Entries taken from a collection:
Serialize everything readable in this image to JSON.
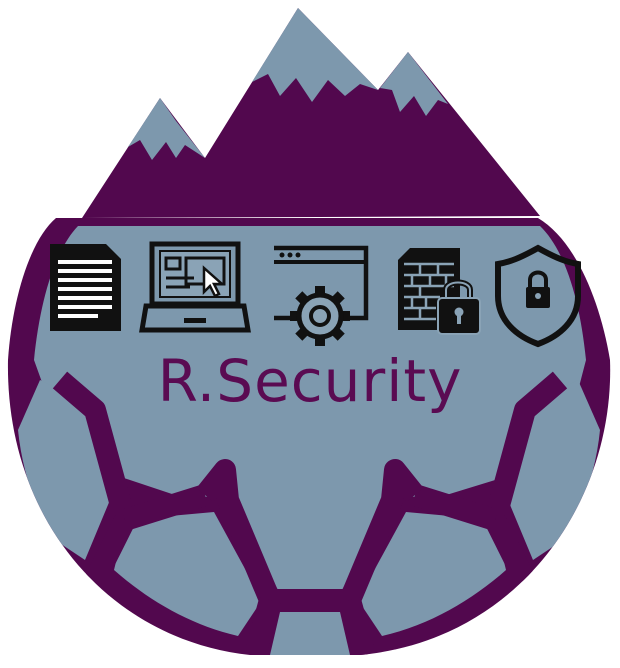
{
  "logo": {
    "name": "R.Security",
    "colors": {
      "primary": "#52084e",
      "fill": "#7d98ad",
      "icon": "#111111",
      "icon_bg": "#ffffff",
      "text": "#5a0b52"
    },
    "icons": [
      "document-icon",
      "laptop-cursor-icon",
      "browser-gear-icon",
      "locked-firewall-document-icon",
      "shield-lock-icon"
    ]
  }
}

→ Aim
Every record must be copied exactly, with images dropped from the result.

→ Final result
Serialize everything readable in this image to JSON.
{
  "logo": {
    "name": "R.Security",
    "colors": {
      "primary": "#52084e",
      "fill": "#7d98ad",
      "icon": "#111111",
      "icon_bg": "#ffffff",
      "text": "#5a0b52"
    },
    "icons": [
      "document-icon",
      "laptop-cursor-icon",
      "browser-gear-icon",
      "locked-firewall-document-icon",
      "shield-lock-icon"
    ]
  }
}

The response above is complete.